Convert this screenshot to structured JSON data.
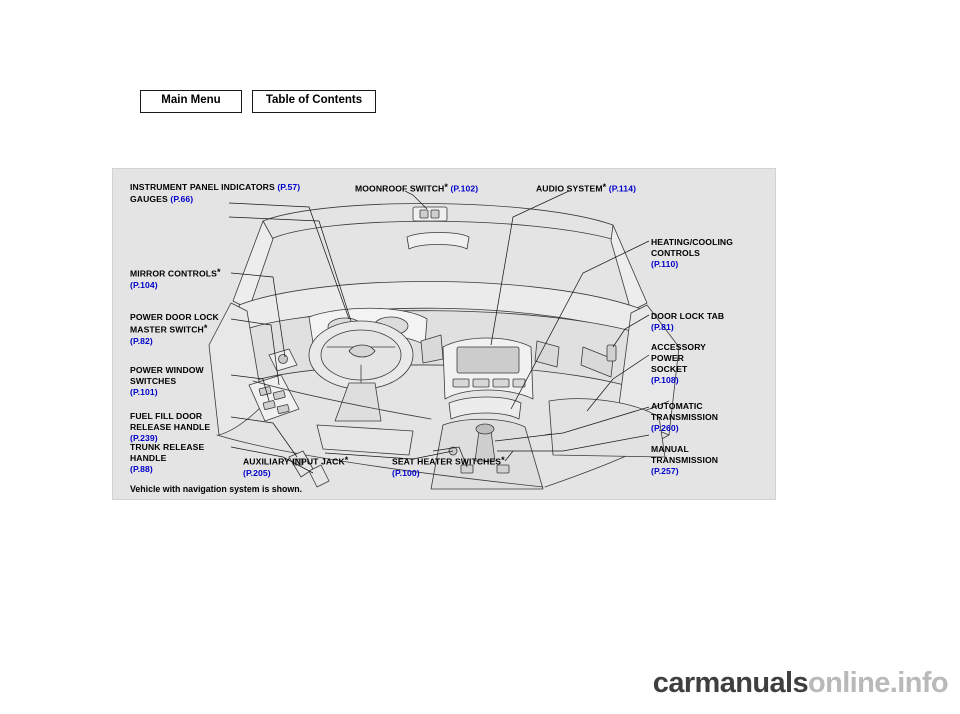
{
  "nav": {
    "main_menu": "Main Menu",
    "table_of_contents": "Table of Contents"
  },
  "colors": {
    "page_reference": "#0000cc",
    "panel_background": "#e4e4e4",
    "text": "#000000"
  },
  "callouts": {
    "instrument_panel": {
      "line1": "INSTRUMENT PANEL INDICATORS",
      "ref1": "(P.57)",
      "line2": "GAUGES",
      "ref2": "(P.66)"
    },
    "moonroof": {
      "label": "MOONROOF SWITCH",
      "asterisk": "*",
      "ref": "(P.102)"
    },
    "audio": {
      "label": "AUDIO SYSTEM",
      "asterisk": "*",
      "ref": "(P.114)"
    },
    "heating_cooling": {
      "line1": "HEATING/COOLING",
      "line2": "CONTROLS",
      "ref": "(P.110)"
    },
    "mirror_controls": {
      "label": "MIRROR CONTROLS",
      "asterisk": "*",
      "ref": "(P.104)"
    },
    "power_door_lock": {
      "line1": "POWER DOOR LOCK",
      "line2": "MASTER SWITCH",
      "asterisk": "*",
      "ref": "(P.82)"
    },
    "power_window": {
      "line1": "POWER WINDOW",
      "line2": "SWITCHES",
      "ref": "(P.101)"
    },
    "fuel_fill_door": {
      "line1": "FUEL FILL DOOR",
      "line2": "RELEASE HANDLE",
      "ref": "(P.239)"
    },
    "trunk_release": {
      "line1": "TRUNK RELEASE",
      "line2": "HANDLE",
      "ref": "(P.88)"
    },
    "door_lock_tab": {
      "label": "DOOR LOCK TAB",
      "ref": "(P.81)"
    },
    "accessory_power_socket": {
      "line1": "ACCESSORY",
      "line2": "POWER",
      "line3": "SOCKET",
      "ref": "(P.108)"
    },
    "automatic_transmission": {
      "line1": "AUTOMATIC",
      "line2": "TRANSMISSION",
      "ref": "(P.260)"
    },
    "manual_transmission": {
      "line1": "MANUAL",
      "line2": "TRANSMISSION",
      "ref": "(P.257)"
    },
    "auxiliary_input_jack": {
      "label": "AUXILIARY INPUT JACK",
      "asterisk": "*",
      "ref": "(P.205)"
    },
    "seat_heater_switches": {
      "label": "SEAT HEATER SWITCHES",
      "asterisk": "*",
      "ref": "(P.100)"
    }
  },
  "caption": "Vehicle with navigation system is shown.",
  "watermark": {
    "dark": "carmanuals",
    "light": "online.info"
  }
}
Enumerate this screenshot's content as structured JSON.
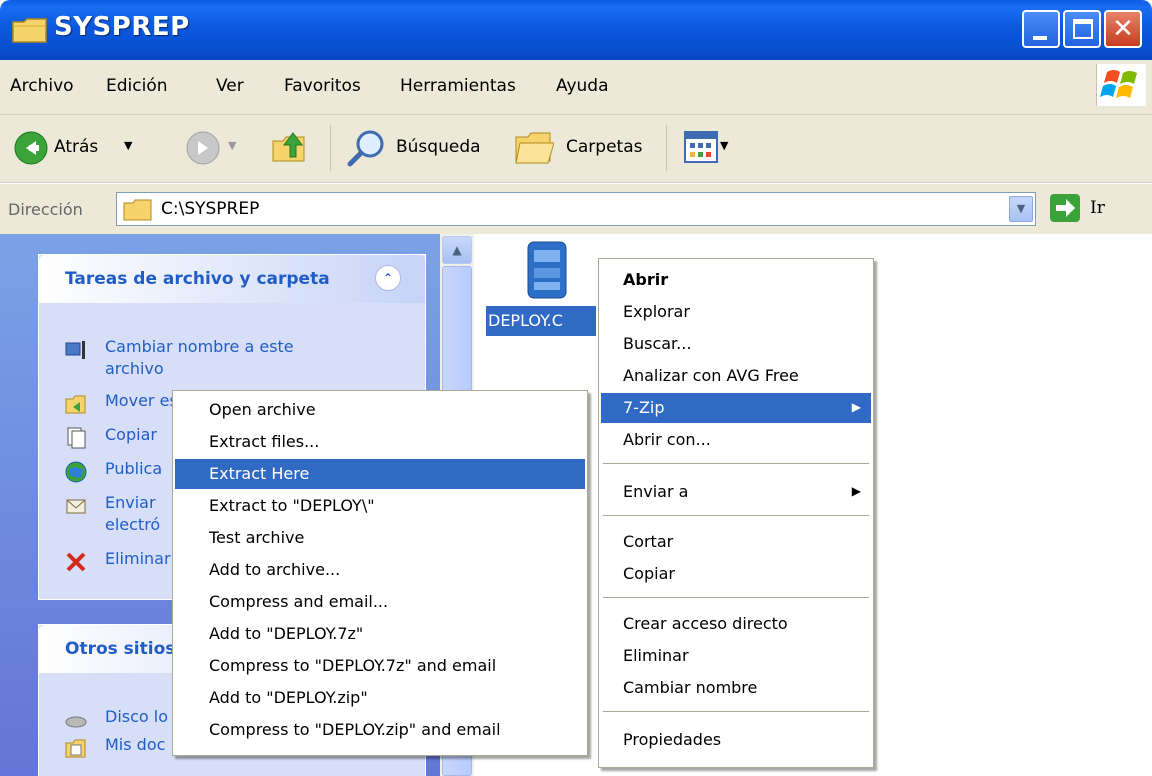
{
  "window": {
    "title": "SYSPREP"
  },
  "menubar": {
    "items": [
      "Archivo",
      "Edición",
      "Ver",
      "Favoritos",
      "Herramientas",
      "Ayuda"
    ]
  },
  "toolbar": {
    "back_label": "Atrás",
    "search_label": "Búsqueda",
    "folders_label": "Carpetas"
  },
  "address": {
    "label": "Dirección",
    "value": "C:\\SYSPREP",
    "go_label": "Ir"
  },
  "tasks": {
    "panel_title": "Tareas de archivo y carpeta",
    "items": [
      "Cambiar nombre a este",
      "archivo",
      "Mover este archivo",
      "Copiar",
      "Publica",
      "Enviar",
      "electró",
      "Eliminar"
    ]
  },
  "other_places": {
    "panel_title": "Otros sitios",
    "items": [
      "Disco lo",
      "Mis doc"
    ]
  },
  "file": {
    "name": "DEPLOY.C"
  },
  "context_menu": {
    "items": [
      "Abrir",
      "Explorar",
      "Buscar...",
      "Analizar con AVG Free",
      "7-Zip",
      "Abrir con...",
      "Enviar a",
      "Cortar",
      "Copiar",
      "Crear acceso directo",
      "Eliminar",
      "Cambiar nombre",
      "Propiedades"
    ]
  },
  "submenu_7zip": {
    "items": [
      "Open archive",
      "Extract files...",
      "Extract Here",
      "Extract to \"DEPLOY\\\"",
      "Test archive",
      "Add to archive...",
      "Compress and email...",
      "Add to \"DEPLOY.7z\"",
      "Compress to \"DEPLOY.7z\" and email",
      "Add to \"DEPLOY.zip\"",
      "Compress to \"DEPLOY.zip\" and email"
    ],
    "highlighted": "Extract Here"
  },
  "colors": {
    "titlebar": "#0a58dd",
    "chrome": "#ece9d8",
    "selection": "#316ac5",
    "task_link": "#215dc6",
    "pane_bg": "#6f8ddd"
  }
}
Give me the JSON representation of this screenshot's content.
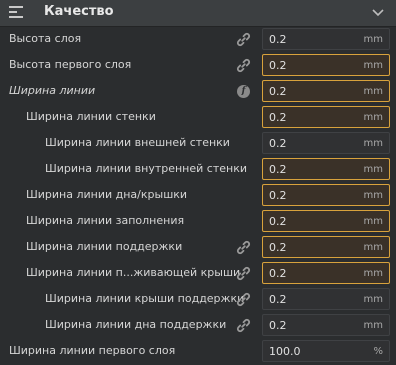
{
  "header": {
    "title": "Качество",
    "icon": "section-icon",
    "chevron": "chevron-down-icon"
  },
  "colors": {
    "warning_border": "#d8a23c",
    "panel": "#2b2d2f"
  },
  "rows": [
    {
      "label": "Высота слоя",
      "value": "0.2",
      "unit": "mm",
      "icon": "link-icon",
      "warn": false
    },
    {
      "label": "Высота первого слоя",
      "value": "0.2",
      "unit": "mm",
      "icon": "link-icon",
      "warn": true
    },
    {
      "label": "Ширина линии",
      "value": "0.2",
      "unit": "mm",
      "icon": "function-icon",
      "warn": true
    },
    {
      "label": "Ширина линии стенки",
      "value": "0.2",
      "unit": "mm",
      "warn": true
    },
    {
      "label": "Ширина линии внешней стенки",
      "value": "0.2",
      "unit": "mm",
      "warn": false
    },
    {
      "label": "Ширина линии внутренней стенки",
      "value": "0.2",
      "unit": "mm",
      "warn": true
    },
    {
      "label": "Ширина линии дна/крышки",
      "value": "0.2",
      "unit": "mm",
      "warn": true
    },
    {
      "label": "Ширина линии заполнения",
      "value": "0.2",
      "unit": "mm",
      "warn": true
    },
    {
      "label": "Ширина линии поддержки",
      "value": "0.2",
      "unit": "mm",
      "icon": "link-icon",
      "warn": true
    },
    {
      "label": "Ширина линии п...живающей крыши",
      "value": "0.2",
      "unit": "mm",
      "icon": "link-icon",
      "warn": true
    },
    {
      "label": "Ширина линии крыши поддержки",
      "value": "0.2",
      "unit": "mm",
      "icon": "link-icon",
      "warn": false
    },
    {
      "label": "Ширина линии дна поддержки",
      "value": "0.2",
      "unit": "mm",
      "icon": "link-icon",
      "warn": false
    },
    {
      "label": "Ширина линии первого слоя",
      "value": "100.0",
      "unit": "%",
      "warn": false
    }
  ]
}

============

__WRITTEN PROBLEM__.
Return the listing above word for word, with the pictures removed.

__TASK RESULT__.
Convert this screenshot to structured JSON data.
{
  "nav": {
    "main_menu": "Main Menu",
    "table_of_contents": "Table of Contents"
  },
  "colors": {
    "page_reference": "#0000cc",
    "panel_background": "#e4e4e4",
    "text": "#000000"
  },
  "callouts": {
    "instrument_panel": {
      "line1": "INSTRUMENT PANEL INDICATORS",
      "ref1": "(P.57)",
      "line2": "GAUGES",
      "ref2": "(P.66)"
    },
    "moonroof": {
      "label": "MOONROOF SWITCH",
      "asterisk": "*",
      "ref": "(P.102)"
    },
    "audio": {
      "label": "AUDIO SYSTEM",
      "asterisk": "*",
      "ref": "(P.114)"
    },
    "heating_cooling": {
      "line1": "HEATING/COOLING",
      "line2": "CONTROLS",
      "ref": "(P.110)"
    },
    "mirror_controls": {
      "label": "MIRROR CONTROLS",
      "asterisk": "*",
      "ref": "(P.104)"
    },
    "power_door_lock": {
      "line1": "POWER DOOR LOCK",
      "line2": "MASTER SWITCH",
      "asterisk": "*",
      "ref": "(P.82)"
    },
    "power_window": {
      "line1": "POWER WINDOW",
      "line2": "SWITCHES",
      "ref": "(P.101)"
    },
    "fuel_fill_door": {
      "line1": "FUEL FILL DOOR",
      "line2": "RELEASE HANDLE",
      "ref": "(P.239)"
    },
    "trunk_release": {
      "line1": "TRUNK RELEASE",
      "line2": "HANDLE",
      "ref": "(P.88)"
    },
    "door_lock_tab": {
      "label": "DOOR LOCK TAB",
      "ref": "(P.81)"
    },
    "accessory_power_socket": {
      "line1": "ACCESSORY",
      "line2": "POWER",
      "line3": "SOCKET",
      "ref": "(P.108)"
    },
    "automatic_transmission": {
      "line1": "AUTOMATIC",
      "line2": "TRANSMISSION",
      "ref": "(P.260)"
    },
    "manual_transmission": {
      "line1": "MANUAL",
      "line2": "TRANSMISSION",
      "ref": "(P.257)"
    },
    "auxiliary_input_jack": {
      "label": "AUXILIARY INPUT JACK",
      "asterisk": "*",
      "ref": "(P.205)"
    },
    "seat_heater_switches": {
      "label": "SEAT HEATER SWITCHES",
      "asterisk": "*",
      "ref": "(P.100)"
    }
  },
  "caption": "Vehicle with navigation system is shown.",
  "watermark": {
    "dark": "carmanuals",
    "light": "online.info"
  }
}
Enumerate this screenshot's content as structured JSON.
{
  "window": {
    "title": "SYSPREP"
  },
  "menubar": {
    "items": [
      "Archivo",
      "Edición",
      "Ver",
      "Favoritos",
      "Herramientas",
      "Ayuda"
    ]
  },
  "toolbar": {
    "back_label": "Atrás",
    "search_label": "Búsqueda",
    "folders_label": "Carpetas"
  },
  "address": {
    "label": "Dirección",
    "value": "C:\\SYSPREP",
    "go_label": "Ir"
  },
  "tasks": {
    "panel_title": "Tareas de archivo y carpeta",
    "items": [
      "Cambiar nombre a este",
      "archivo",
      "Mover este archivo",
      "Copiar",
      "Publica",
      "Enviar",
      "electró",
      "Eliminar"
    ]
  },
  "other_places": {
    "panel_title": "Otros sitios",
    "items": [
      "Disco lo",
      "Mis doc"
    ]
  },
  "file": {
    "name": "DEPLOY.C"
  },
  "context_menu": {
    "items": [
      "Abrir",
      "Explorar",
      "Buscar...",
      "Analizar con AVG Free",
      "7-Zip",
      "Abrir con...",
      "Enviar a",
      "Cortar",
      "Copiar",
      "Crear acceso directo",
      "Eliminar",
      "Cambiar nombre",
      "Propiedades"
    ]
  },
  "submenu_7zip": {
    "items": [
      "Open archive",
      "Extract files...",
      "Extract Here",
      "Extract to \"DEPLOY\\\"",
      "Test archive",
      "Add to archive...",
      "Compress and email...",
      "Add to \"DEPLOY.7z\"",
      "Compress to \"DEPLOY.7z\" and email",
      "Add to \"DEPLOY.zip\"",
      "Compress to \"DEPLOY.zip\" and email"
    ],
    "highlighted": "Extract Here"
  },
  "colors": {
    "titlebar": "#0a58dd",
    "chrome": "#ece9d8",
    "selection": "#316ac5",
    "task_link": "#215dc6",
    "pane_bg": "#6f8ddd"
  }
}
Give me the JSON representation of this screenshot's content.
{
  "header": {
    "title": "Качество",
    "icon": "section-icon",
    "chevron": "chevron-down-icon"
  },
  "colors": {
    "warning_border": "#d8a23c",
    "panel": "#2b2d2f"
  },
  "rows": [
    {
      "label": "Высота слоя",
      "value": "0.2",
      "unit": "mm",
      "icon": "link-icon",
      "warn": false
    },
    {
      "label": "Высота первого слоя",
      "value": "0.2",
      "unit": "mm",
      "icon": "link-icon",
      "warn": true
    },
    {
      "label": "Ширина линии",
      "value": "0.2",
      "unit": "mm",
      "icon": "function-icon",
      "warn": true
    },
    {
      "label": "Ширина линии стенки",
      "value": "0.2",
      "unit": "mm",
      "warn": true
    },
    {
      "label": "Ширина линии внешней стенки",
      "value": "0.2",
      "unit": "mm",
      "warn": false
    },
    {
      "label": "Ширина линии внутренней стенки",
      "value": "0.2",
      "unit": "mm",
      "warn": true
    },
    {
      "label": "Ширина линии дна/крышки",
      "value": "0.2",
      "unit": "mm",
      "warn": true
    },
    {
      "label": "Ширина линии заполнения",
      "value": "0.2",
      "unit": "mm",
      "warn": true
    },
    {
      "label": "Ширина линии поддержки",
      "value": "0.2",
      "unit": "mm",
      "icon": "link-icon",
      "warn": true
    },
    {
      "label": "Ширина линии п...живающей крыши",
      "value": "0.2",
      "unit": "mm",
      "icon": "link-icon",
      "warn": true
    },
    {
      "label": "Ширина линии крыши поддержки",
      "value": "0.2",
      "unit": "mm",
      "icon": "link-icon",
      "warn": false
    },
    {
      "label": "Ширина линии дна поддержки",
      "value": "0.2",
      "unit": "mm",
      "icon": "link-icon",
      "warn": false
    },
    {
      "label": "Ширина линии первого слоя",
      "value": "100.0",
      "unit": "%",
      "warn": false
    }
  ]
}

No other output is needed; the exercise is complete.